Provided data
* Start *

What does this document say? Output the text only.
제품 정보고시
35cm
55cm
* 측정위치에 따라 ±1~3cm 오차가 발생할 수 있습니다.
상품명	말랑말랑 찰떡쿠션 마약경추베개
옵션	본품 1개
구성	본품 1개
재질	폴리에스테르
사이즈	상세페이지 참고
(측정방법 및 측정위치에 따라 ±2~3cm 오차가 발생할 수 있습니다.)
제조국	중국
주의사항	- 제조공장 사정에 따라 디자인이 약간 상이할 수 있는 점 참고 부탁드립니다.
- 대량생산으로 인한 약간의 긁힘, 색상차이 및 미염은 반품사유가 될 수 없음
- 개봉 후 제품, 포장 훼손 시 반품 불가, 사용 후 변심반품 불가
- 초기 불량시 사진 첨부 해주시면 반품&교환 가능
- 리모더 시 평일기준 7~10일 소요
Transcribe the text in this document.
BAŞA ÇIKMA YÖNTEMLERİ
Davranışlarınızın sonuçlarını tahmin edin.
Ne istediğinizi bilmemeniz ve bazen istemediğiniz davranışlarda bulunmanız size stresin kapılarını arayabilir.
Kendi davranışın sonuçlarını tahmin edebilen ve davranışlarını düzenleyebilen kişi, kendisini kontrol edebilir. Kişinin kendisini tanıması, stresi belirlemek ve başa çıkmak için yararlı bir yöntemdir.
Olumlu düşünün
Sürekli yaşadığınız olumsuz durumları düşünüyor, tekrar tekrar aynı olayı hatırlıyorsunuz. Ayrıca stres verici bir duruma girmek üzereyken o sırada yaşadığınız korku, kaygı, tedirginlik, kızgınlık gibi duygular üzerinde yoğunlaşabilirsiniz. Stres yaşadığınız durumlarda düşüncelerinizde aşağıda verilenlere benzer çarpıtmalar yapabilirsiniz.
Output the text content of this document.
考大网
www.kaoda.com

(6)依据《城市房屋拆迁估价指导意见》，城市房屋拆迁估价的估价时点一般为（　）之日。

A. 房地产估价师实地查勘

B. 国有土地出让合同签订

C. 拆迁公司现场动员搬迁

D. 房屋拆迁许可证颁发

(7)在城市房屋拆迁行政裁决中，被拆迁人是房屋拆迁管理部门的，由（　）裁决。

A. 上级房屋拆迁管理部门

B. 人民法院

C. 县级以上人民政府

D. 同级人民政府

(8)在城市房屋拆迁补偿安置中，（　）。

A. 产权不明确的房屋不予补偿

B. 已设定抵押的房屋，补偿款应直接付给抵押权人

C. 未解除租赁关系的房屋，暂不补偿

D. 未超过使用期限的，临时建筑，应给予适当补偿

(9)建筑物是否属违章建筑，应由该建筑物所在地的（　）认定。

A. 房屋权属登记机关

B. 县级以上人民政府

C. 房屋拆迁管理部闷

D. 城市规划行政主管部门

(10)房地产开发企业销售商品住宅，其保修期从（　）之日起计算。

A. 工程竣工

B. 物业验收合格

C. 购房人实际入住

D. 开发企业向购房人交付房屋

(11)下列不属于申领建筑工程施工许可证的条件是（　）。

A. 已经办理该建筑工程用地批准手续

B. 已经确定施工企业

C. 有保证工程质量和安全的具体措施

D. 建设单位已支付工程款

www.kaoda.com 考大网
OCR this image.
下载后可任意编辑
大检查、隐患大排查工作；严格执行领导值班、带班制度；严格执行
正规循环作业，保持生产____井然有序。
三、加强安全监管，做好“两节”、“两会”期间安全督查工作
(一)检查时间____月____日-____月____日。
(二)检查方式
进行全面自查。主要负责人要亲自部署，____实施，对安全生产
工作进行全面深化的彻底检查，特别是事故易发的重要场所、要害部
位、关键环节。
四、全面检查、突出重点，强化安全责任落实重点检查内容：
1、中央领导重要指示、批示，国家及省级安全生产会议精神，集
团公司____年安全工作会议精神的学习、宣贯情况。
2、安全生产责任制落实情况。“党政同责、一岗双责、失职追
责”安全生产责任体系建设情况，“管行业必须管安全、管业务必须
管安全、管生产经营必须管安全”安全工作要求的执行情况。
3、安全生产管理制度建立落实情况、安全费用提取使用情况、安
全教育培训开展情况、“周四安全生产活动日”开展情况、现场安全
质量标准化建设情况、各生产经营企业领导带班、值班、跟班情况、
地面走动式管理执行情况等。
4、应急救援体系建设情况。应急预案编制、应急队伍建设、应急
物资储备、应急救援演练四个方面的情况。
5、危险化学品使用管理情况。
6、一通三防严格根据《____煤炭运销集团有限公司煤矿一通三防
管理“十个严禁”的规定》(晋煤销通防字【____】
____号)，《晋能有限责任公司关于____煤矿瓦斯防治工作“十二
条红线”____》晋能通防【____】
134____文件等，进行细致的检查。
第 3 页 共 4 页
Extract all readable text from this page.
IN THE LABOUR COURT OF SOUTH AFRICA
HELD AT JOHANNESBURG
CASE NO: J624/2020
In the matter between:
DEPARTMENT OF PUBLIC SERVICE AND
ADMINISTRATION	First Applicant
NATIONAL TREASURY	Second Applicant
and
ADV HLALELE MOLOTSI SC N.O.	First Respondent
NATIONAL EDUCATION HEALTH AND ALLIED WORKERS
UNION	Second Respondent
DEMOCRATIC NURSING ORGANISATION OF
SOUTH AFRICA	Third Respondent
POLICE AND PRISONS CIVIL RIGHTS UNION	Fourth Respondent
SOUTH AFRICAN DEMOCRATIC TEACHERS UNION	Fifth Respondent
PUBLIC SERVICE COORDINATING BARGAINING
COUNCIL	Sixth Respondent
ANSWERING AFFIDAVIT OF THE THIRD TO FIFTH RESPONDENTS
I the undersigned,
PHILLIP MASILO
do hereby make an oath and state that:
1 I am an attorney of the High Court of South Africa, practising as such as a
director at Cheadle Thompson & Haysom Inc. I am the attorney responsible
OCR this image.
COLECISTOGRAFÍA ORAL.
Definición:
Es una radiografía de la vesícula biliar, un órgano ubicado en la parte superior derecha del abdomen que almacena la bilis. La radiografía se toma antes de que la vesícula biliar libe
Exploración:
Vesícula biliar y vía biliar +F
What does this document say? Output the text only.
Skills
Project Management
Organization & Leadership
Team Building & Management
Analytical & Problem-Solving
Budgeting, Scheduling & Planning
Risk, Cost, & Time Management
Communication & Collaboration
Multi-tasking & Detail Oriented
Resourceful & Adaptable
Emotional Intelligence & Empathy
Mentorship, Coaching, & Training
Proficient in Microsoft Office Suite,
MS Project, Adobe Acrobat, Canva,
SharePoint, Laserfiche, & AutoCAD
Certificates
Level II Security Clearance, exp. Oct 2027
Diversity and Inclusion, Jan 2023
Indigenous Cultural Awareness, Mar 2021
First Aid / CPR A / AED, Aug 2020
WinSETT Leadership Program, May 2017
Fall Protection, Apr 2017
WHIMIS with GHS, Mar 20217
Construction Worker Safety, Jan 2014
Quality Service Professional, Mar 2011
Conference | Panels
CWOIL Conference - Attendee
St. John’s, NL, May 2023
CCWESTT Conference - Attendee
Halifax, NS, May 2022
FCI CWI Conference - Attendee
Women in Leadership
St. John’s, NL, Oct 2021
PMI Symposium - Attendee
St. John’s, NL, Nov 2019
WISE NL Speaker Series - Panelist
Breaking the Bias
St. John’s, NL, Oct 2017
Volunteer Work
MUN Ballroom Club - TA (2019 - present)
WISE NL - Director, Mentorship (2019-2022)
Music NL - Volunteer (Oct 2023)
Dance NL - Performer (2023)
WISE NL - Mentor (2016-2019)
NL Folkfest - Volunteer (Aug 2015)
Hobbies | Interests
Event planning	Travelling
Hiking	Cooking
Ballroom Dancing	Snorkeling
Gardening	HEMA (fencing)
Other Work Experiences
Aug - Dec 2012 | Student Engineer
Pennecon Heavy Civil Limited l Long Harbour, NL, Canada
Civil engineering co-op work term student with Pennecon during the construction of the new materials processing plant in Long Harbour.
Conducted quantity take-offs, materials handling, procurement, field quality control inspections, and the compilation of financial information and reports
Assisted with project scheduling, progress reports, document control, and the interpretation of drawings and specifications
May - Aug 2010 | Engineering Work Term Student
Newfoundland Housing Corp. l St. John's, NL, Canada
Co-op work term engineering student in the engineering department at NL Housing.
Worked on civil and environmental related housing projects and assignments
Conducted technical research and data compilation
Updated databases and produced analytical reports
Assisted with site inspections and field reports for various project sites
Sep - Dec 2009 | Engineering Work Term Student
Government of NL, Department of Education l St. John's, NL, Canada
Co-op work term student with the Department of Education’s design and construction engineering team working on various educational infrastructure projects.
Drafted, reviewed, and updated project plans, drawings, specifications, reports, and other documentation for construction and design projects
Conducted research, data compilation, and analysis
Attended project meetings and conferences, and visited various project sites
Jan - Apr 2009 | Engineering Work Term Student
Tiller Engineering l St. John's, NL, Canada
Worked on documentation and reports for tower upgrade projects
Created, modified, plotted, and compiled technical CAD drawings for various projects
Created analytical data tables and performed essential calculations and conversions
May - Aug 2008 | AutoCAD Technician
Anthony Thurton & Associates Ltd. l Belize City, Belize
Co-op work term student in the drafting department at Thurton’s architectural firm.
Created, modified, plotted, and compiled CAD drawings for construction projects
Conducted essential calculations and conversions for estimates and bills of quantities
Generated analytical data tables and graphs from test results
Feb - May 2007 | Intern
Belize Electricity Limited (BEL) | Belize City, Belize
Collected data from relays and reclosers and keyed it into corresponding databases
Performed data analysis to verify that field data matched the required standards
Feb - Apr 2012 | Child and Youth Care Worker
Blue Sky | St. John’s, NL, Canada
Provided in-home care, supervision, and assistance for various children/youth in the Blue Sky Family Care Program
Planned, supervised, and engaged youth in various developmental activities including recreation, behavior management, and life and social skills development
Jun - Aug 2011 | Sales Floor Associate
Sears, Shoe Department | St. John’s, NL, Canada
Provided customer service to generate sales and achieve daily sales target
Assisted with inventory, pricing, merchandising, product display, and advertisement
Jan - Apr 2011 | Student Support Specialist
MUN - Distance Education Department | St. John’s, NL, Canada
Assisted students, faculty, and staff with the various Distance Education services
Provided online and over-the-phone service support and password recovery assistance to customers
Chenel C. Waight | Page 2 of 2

* End *

What to do
Search the listing for the word "this". Copy every line in which it occurs.

Exercise output
What does this document say? Output the text only.
Transcribe the text in this document.
Output the text content of this document.
OCR this image.
Extract all readable text from this page.
OCR this image.
What does this document say? Output the text only.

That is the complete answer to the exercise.